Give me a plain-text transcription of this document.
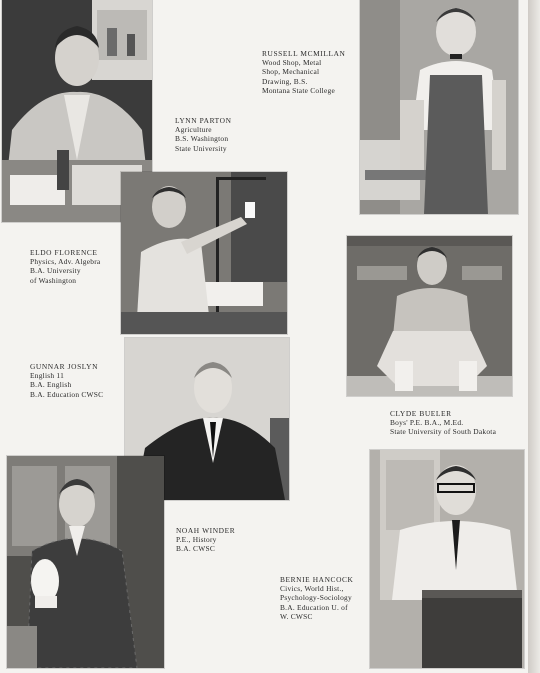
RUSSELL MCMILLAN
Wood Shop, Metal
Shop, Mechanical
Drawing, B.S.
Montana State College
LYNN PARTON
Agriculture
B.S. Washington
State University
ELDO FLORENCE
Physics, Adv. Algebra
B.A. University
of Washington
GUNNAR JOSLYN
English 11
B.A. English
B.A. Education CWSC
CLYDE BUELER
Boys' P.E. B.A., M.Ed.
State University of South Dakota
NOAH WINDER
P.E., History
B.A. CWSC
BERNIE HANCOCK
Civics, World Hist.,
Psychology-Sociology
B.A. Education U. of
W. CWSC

○ ○ ○ ○ ○

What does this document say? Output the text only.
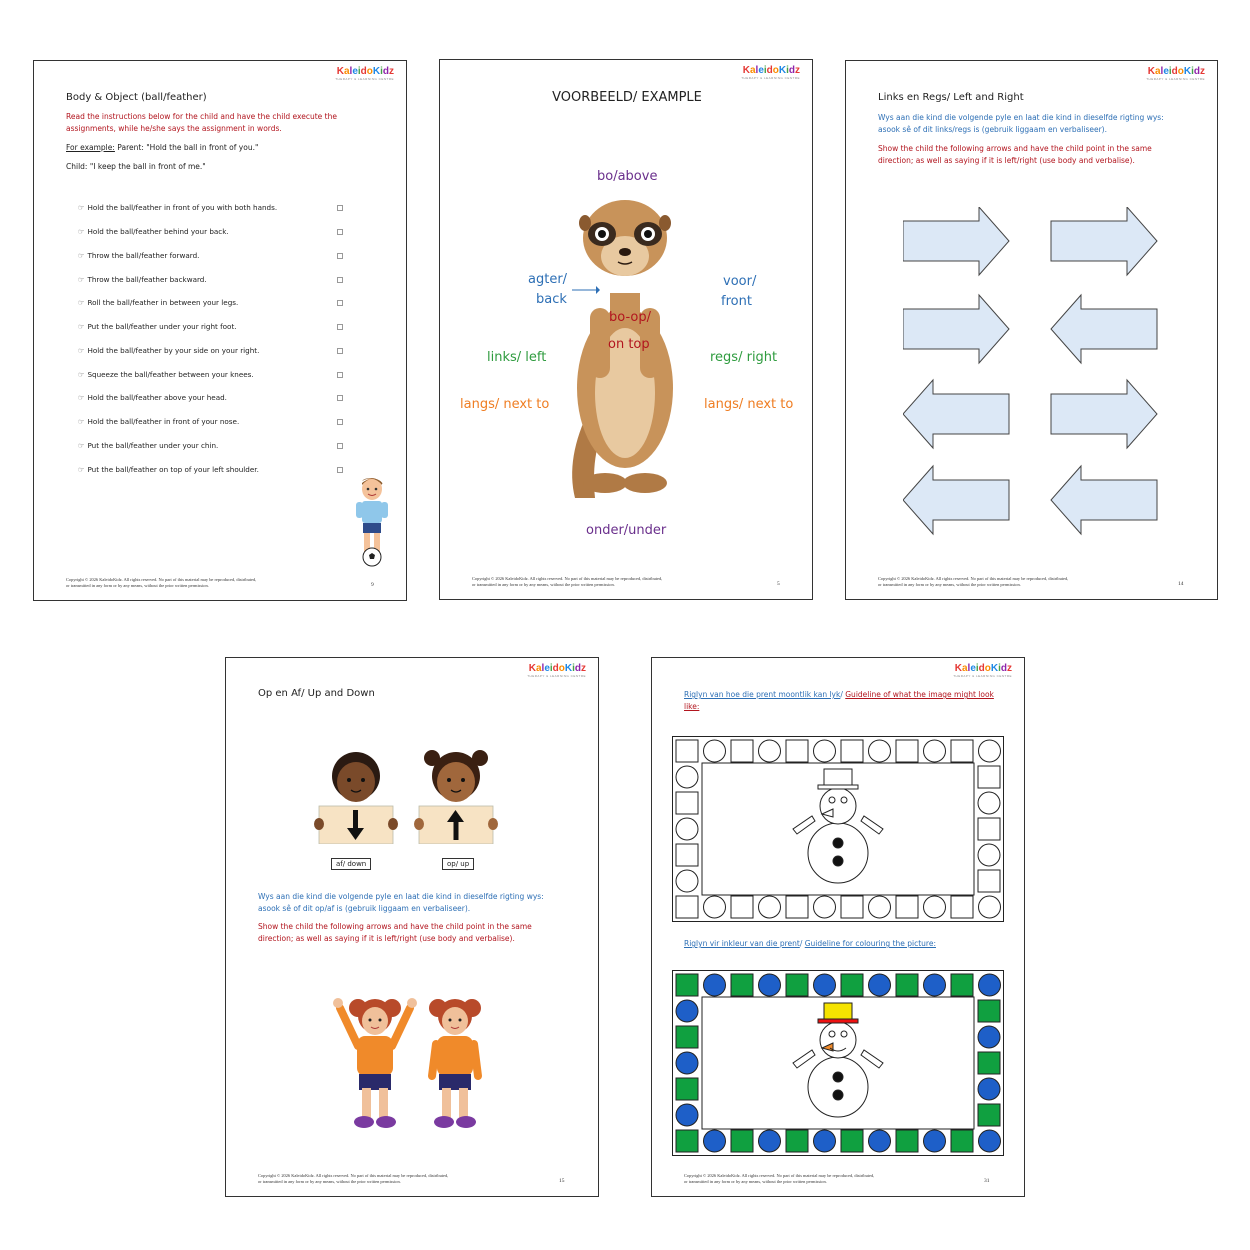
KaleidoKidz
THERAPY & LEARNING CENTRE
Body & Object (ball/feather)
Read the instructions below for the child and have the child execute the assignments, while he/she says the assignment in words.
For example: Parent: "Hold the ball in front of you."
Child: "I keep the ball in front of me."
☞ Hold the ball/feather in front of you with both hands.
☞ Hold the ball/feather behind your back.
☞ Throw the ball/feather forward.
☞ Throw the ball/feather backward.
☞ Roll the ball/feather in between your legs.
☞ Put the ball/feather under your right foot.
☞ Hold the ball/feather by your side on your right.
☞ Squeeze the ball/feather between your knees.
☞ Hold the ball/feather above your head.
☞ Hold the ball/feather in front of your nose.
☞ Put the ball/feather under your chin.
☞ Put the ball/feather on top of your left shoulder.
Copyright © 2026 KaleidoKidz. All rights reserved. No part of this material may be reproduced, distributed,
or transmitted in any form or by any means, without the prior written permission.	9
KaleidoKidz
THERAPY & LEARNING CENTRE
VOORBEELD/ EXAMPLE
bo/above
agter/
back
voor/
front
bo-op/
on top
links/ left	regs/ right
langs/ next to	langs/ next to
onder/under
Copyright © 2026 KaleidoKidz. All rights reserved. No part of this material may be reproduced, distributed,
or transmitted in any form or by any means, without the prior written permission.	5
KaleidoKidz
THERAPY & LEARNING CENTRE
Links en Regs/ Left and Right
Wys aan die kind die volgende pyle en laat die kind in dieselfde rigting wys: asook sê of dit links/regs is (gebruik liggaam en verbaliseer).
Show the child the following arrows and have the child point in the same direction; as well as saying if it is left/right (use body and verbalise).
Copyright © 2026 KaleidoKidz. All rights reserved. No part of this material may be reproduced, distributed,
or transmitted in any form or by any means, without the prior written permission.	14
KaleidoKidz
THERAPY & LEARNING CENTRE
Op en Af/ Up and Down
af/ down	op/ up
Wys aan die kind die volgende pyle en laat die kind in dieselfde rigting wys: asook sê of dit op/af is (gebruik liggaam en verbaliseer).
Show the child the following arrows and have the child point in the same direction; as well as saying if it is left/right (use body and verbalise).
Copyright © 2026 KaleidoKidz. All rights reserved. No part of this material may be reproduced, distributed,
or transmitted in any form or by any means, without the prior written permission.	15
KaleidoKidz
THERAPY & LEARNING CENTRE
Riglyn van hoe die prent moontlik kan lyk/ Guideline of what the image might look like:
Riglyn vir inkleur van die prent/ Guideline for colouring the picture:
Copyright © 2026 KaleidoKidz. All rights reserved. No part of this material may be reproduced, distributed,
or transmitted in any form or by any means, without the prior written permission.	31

○ ○ ○ ○ ○

**Aim**
Leave out every line without the string "State" and copy the rest.

**Response to this task**
Montana State College
State University
State University of South Dakota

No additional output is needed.